**Exercise aim**
Give all of the lines again, with nothing added or dropped.

(Dataset items)

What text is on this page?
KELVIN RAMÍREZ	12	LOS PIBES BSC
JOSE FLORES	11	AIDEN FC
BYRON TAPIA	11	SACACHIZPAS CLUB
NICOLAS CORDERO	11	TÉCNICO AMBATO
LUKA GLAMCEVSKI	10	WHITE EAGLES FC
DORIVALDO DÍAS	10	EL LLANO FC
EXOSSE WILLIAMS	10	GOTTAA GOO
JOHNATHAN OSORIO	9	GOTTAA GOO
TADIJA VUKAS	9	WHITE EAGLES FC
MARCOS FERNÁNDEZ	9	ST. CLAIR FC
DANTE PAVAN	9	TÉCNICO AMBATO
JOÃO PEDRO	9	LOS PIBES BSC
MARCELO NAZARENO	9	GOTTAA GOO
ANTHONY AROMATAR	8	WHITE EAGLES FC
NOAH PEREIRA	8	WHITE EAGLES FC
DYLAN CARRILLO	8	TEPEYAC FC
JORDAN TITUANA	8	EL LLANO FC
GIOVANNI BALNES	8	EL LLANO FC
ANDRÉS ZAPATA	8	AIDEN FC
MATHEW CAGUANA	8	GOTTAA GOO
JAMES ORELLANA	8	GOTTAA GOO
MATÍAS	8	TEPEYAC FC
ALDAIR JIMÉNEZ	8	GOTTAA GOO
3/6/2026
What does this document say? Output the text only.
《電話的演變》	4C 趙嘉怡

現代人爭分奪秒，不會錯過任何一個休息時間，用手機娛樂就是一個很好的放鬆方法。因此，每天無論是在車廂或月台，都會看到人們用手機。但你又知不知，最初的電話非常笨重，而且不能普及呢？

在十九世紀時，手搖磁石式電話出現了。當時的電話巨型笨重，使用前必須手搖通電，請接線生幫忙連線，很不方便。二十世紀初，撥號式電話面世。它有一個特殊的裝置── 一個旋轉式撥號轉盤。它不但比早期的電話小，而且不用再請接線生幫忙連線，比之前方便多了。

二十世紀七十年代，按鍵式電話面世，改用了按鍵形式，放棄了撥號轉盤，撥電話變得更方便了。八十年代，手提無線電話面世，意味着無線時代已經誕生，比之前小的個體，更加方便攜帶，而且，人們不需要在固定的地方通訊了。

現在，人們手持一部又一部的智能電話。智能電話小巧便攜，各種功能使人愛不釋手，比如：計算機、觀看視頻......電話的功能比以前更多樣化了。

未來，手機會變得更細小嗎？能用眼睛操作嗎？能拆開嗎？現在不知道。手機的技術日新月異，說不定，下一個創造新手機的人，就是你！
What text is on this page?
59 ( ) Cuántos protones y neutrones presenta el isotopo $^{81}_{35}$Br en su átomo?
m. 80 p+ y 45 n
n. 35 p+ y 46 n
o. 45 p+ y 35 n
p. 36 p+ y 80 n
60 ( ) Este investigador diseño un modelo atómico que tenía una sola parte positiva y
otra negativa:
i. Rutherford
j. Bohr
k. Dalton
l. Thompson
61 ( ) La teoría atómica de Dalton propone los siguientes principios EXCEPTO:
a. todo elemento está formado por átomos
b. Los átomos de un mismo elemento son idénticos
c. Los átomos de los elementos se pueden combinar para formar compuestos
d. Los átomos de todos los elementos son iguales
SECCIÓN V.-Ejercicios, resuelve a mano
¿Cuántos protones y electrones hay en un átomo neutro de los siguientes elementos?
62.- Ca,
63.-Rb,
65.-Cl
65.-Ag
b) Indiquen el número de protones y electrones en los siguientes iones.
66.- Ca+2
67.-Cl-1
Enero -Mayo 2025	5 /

**Exercise response**
What text is on this page?
KELVIN RAMÍREZ	12	LOS PIBES BSC
JOSE FLORES	11	AIDEN FC
BYRON TAPIA	11	SACACHIZPAS CLUB
NICOLAS CORDERO	11	TÉCNICO AMBATO
LUKA GLAMCEVSKI	10	WHITE EAGLES FC
DORIVALDO DÍAS	10	EL LLANO FC
EXOSSE WILLIAMS	10	GOTTAA GOO
JOHNATHAN OSORIO	9	GOTTAA GOO
TADIJA VUKAS	9	WHITE EAGLES FC
MARCOS FERNÁNDEZ	9	ST. CLAIR FC
DANTE PAVAN	9	TÉCNICO AMBATO
JOÃO PEDRO	9	LOS PIBES BSC
MARCELO NAZARENO	9	GOTTAA GOO
ANTHONY AROMATAR	8	WHITE EAGLES FC
NOAH PEREIRA	8	WHITE EAGLES FC
DYLAN CARRILLO	8	TEPEYAC FC
JORDAN TITUANA	8	EL LLANO FC
GIOVANNI BALNES	8	EL LLANO FC
ANDRÉS ZAPATA	8	AIDEN FC
MATHEW CAGUANA	8	GOTTAA GOO
JAMES ORELLANA	8	GOTTAA GOO
MATÍAS	8	TEPEYAC FC
ALDAIR JIMÉNEZ	8	GOTTAA GOO
3/6/2026
What does this document say? Output the text only.
《電話的演變》	4C 趙嘉怡

現代人爭分奪秒，不會錯過任何一個休息時間，用手機娛樂就是一個很好的放鬆方法。因此，每天無論是在車廂或月台，都會看到人們用手機。但你又知不知，最初的電話非常笨重，而且不能普及呢？

在十九世紀時，手搖磁石式電話出現了。當時的電話巨型笨重，使用前必須手搖通電，請接線生幫忙連線，很不方便。二十世紀初，撥號式電話面世。它有一個特殊的裝置── 一個旋轉式撥號轉盤。它不但比早期的電話小，而且不用再請接線生幫忙連線，比之前方便多了。

二十世紀七十年代，按鍵式電話面世，改用了按鍵形式，放棄了撥號轉盤，撥電話變得更方便了。八十年代，手提無線電話面世，意味着無線時代已經誕生，比之前小的個體，更加方便攜帶，而且，人們不需要在固定的地方通訊了。

現在，人們手持一部又一部的智能電話。智能電話小巧便攜，各種功能使人愛不釋手，比如：計算機、觀看視頻......電話的功能比以前更多樣化了。

未來，手機會變得更細小嗎？能用眼睛操作嗎？能拆開嗎？現在不知道。手機的技術日新月異，說不定，下一個創造新手機的人，就是你！
What text is on this page?
59 ( ) Cuántos protones y neutrones presenta el isotopo $^{81}_{35}$Br en su átomo?
m. 80 p+ y 45 n
n. 35 p+ y 46 n
o. 45 p+ y 35 n
p. 36 p+ y 80 n
60 ( ) Este investigador diseño un modelo atómico que tenía una sola parte positiva y
otra negativa:
i. Rutherford
j. Bohr
k. Dalton
l. Thompson
61 ( ) La teoría atómica de Dalton propone los siguientes principios EXCEPTO:
a. todo elemento está formado por átomos
b. Los átomos de un mismo elemento son idénticos
c. Los átomos de los elementos se pueden combinar para formar compuestos
d. Los átomos de todos los elementos son iguales
SECCIÓN V.-Ejercicios, resuelve a mano
¿Cuántos protones y electrones hay en un átomo neutro de los siguientes elementos?
62.- Ca,
63.-Rb,
65.-Cl
65.-Ag
b) Indiquen el número de protones y electrones en los siguientes iones.
66.- Ca+2
67.-Cl-1
Enero -Mayo 2025	5 /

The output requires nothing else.